(Figure dataset records)
==============================

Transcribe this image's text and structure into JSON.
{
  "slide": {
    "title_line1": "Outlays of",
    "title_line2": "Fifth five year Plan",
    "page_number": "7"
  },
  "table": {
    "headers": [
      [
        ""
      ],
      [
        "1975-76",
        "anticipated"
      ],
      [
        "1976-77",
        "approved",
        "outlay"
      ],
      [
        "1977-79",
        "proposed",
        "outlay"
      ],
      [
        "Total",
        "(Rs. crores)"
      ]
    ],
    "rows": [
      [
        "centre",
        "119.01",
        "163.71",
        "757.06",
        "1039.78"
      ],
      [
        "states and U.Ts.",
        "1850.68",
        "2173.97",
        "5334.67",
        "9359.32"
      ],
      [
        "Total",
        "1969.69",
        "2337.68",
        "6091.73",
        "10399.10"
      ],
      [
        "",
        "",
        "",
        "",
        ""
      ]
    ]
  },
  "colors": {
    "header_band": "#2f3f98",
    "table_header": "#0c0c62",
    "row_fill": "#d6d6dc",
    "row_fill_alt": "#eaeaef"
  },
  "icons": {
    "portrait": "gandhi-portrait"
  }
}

==============================

Restate the whole listing exactly, leaving out nothing.

Transcribe this image's text and structure into JSON.
{
  "slide": {
    "title_line1": "Outlays of",
    "title_line2": "Fifth five year Plan",
    "page_number": "7"
  },
  "table": {
    "headers": [
      [
        ""
      ],
      [
        "1975-76",
        "anticipated"
      ],
      [
        "1976-77",
        "approved",
        "outlay"
      ],
      [
        "1977-79",
        "proposed",
        "outlay"
      ],
      [
        "Total",
        "(Rs. crores)"
      ]
    ],
    "rows": [
      [
        "centre",
        "119.01",
        "163.71",
        "757.06",
        "1039.78"
      ],
      [
        "states and U.Ts.",
        "1850.68",
        "2173.97",
        "5334.67",
        "9359.32"
      ],
      [
        "Total",
        "1969.69",
        "2337.68",
        "6091.73",
        "10399.10"
      ],
      [
        "",
        "",
        "",
        "",
        ""
      ]
    ]
  },
  "colors": {
    "header_band": "#2f3f98",
    "table_header": "#0c0c62",
    "row_fill": "#d6d6dc",
    "row_fill_alt": "#eaeaef"
  },
  "icons": {
    "portrait": "gandhi-portrait"
  }
}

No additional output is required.